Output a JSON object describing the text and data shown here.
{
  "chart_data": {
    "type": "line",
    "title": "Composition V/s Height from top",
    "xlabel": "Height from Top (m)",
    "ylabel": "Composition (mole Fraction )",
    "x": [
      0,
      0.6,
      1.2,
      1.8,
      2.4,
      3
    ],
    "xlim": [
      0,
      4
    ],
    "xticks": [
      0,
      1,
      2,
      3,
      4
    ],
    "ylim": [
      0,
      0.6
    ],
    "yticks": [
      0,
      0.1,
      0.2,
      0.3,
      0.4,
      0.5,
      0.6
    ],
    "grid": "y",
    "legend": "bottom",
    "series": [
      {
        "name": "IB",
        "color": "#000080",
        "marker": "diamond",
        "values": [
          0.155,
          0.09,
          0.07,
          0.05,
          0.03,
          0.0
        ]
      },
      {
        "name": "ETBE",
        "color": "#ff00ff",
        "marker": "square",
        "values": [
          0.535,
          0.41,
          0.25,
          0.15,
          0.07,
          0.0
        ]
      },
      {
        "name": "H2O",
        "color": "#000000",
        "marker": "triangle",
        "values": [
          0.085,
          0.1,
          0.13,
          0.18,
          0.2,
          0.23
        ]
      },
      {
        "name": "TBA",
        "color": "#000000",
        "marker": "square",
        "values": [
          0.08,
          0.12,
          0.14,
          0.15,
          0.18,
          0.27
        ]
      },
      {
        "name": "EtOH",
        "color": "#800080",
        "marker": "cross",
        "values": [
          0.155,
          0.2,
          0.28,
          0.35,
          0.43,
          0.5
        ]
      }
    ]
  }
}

= = =

» Written request: Faithfully transcribe the whole of the data.

» Output below:
Output a JSON object describing the text and data shown here.
{
  "chart_data": {
    "type": "line",
    "title": "Composition V/s Height from top",
    "xlabel": "Height from Top (m)",
    "ylabel": "Composition (mole Fraction )",
    "x": [
      0,
      0.6,
      1.2,
      1.8,
      2.4,
      3
    ],
    "xlim": [
      0,
      4
    ],
    "xticks": [
      0,
      1,
      2,
      3,
      4
    ],
    "ylim": [
      0,
      0.6
    ],
    "yticks": [
      0,
      0.1,
      0.2,
      0.3,
      0.4,
      0.5,
      0.6
    ],
    "grid": "y",
    "legend": "bottom",
    "series": [
      {
        "name": "IB",
        "color": "#000080",
        "marker": "diamond",
        "values": [
          0.155,
          0.09,
          0.07,
          0.05,
          0.03,
          0.0
        ]
      },
      {
        "name": "ETBE",
        "color": "#ff00ff",
        "marker": "square",
        "values": [
          0.535,
          0.41,
          0.25,
          0.15,
          0.07,
          0.0
        ]
      },
      {
        "name": "H2O",
        "color": "#000000",
        "marker": "triangle",
        "values": [
          0.085,
          0.1,
          0.13,
          0.18,
          0.2,
          0.23
        ]
      },
      {
        "name": "TBA",
        "color": "#000000",
        "marker": "square",
        "values": [
          0.08,
          0.12,
          0.14,
          0.15,
          0.18,
          0.27
        ]
      },
      {
        "name": "EtOH",
        "color": "#800080",
        "marker": "cross",
        "values": [
          0.155,
          0.2,
          0.28,
          0.35,
          0.43,
          0.5
        ]
      }
    ]
  }
}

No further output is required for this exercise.